**WHAT YOU HAVE TO DO**
In the data below, find the line containing "Give me a plain-text"; reproduce that line and all subsequent lines exactly, and nothing else.

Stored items
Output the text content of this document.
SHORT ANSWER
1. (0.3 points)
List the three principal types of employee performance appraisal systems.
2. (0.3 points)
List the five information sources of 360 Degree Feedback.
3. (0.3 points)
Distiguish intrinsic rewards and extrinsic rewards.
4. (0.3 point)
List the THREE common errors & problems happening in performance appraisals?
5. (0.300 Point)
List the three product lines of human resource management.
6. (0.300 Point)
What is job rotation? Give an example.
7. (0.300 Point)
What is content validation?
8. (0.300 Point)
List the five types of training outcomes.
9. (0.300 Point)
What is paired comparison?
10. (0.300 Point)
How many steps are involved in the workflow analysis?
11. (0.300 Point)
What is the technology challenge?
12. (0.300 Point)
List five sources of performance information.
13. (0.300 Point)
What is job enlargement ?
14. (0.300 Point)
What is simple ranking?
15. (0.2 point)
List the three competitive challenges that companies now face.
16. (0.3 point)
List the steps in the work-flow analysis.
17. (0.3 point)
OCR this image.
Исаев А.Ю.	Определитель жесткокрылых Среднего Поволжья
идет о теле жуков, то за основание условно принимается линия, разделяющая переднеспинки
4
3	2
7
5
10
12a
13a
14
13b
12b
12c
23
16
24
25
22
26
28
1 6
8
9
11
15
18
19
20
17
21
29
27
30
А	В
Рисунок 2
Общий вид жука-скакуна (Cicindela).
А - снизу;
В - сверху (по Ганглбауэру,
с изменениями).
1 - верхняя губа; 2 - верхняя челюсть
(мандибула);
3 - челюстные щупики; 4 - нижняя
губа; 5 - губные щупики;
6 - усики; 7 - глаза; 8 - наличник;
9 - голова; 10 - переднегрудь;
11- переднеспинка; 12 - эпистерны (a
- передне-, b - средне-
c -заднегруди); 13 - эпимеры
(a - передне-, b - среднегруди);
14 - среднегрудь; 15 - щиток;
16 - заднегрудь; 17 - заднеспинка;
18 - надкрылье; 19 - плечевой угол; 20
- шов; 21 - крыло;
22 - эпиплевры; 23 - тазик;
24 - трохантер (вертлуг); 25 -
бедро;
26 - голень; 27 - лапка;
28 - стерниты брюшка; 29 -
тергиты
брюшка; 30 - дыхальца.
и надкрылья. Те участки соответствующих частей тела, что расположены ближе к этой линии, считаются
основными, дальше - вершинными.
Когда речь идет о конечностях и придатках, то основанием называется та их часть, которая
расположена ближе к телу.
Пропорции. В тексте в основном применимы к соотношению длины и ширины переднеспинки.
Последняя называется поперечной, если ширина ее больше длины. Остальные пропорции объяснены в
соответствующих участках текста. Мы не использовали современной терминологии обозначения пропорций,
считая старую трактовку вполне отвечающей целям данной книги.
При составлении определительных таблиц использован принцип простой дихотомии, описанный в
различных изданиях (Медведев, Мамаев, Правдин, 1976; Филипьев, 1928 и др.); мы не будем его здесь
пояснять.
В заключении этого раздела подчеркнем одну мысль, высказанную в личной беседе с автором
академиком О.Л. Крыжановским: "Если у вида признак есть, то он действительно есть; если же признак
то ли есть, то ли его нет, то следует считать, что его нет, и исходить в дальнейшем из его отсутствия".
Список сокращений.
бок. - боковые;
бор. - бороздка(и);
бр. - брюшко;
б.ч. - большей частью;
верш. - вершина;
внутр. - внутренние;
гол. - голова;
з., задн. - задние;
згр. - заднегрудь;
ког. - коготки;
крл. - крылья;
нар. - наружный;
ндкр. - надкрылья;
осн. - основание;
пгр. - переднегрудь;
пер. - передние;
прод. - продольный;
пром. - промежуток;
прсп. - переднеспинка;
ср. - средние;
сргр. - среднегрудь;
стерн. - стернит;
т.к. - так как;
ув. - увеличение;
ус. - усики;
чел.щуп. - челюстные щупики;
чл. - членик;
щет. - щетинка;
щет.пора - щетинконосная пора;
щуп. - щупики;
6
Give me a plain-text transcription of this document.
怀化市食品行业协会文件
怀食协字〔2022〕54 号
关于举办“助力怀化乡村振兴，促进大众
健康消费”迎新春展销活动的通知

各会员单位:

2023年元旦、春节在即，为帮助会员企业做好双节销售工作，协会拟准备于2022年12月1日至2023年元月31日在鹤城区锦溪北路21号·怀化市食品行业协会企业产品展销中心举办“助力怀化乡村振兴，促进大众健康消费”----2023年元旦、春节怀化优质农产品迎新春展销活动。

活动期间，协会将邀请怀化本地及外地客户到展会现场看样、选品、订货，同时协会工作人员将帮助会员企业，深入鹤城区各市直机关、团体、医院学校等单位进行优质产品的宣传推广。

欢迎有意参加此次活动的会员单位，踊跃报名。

**WRITTEN REPLY**
Give me a plain-text transcription of this document.
怀化市食品行业协会文件
怀食协字〔2022〕54 号
关于举办“助力怀化乡村振兴，促进大众
健康消费”迎新春展销活动的通知

各会员单位:

2023年元旦、春节在即，为帮助会员企业做好双节销售工作，协会拟准备于2022年12月1日至2023年元月31日在鹤城区锦溪北路21号·怀化市食品行业协会企业产品展销中心举办“助力怀化乡村振兴，促进大众健康消费”----2023年元旦、春节怀化优质农产品迎新春展销活动。

活动期间，协会将邀请怀化本地及外地客户到展会现场看样、选品、订货，同时协会工作人员将帮助会员企业，深入鹤城区各市直机关、团体、医院学校等单位进行优质产品的宣传推广。

欢迎有意参加此次活动的会员单位，踊跃报名。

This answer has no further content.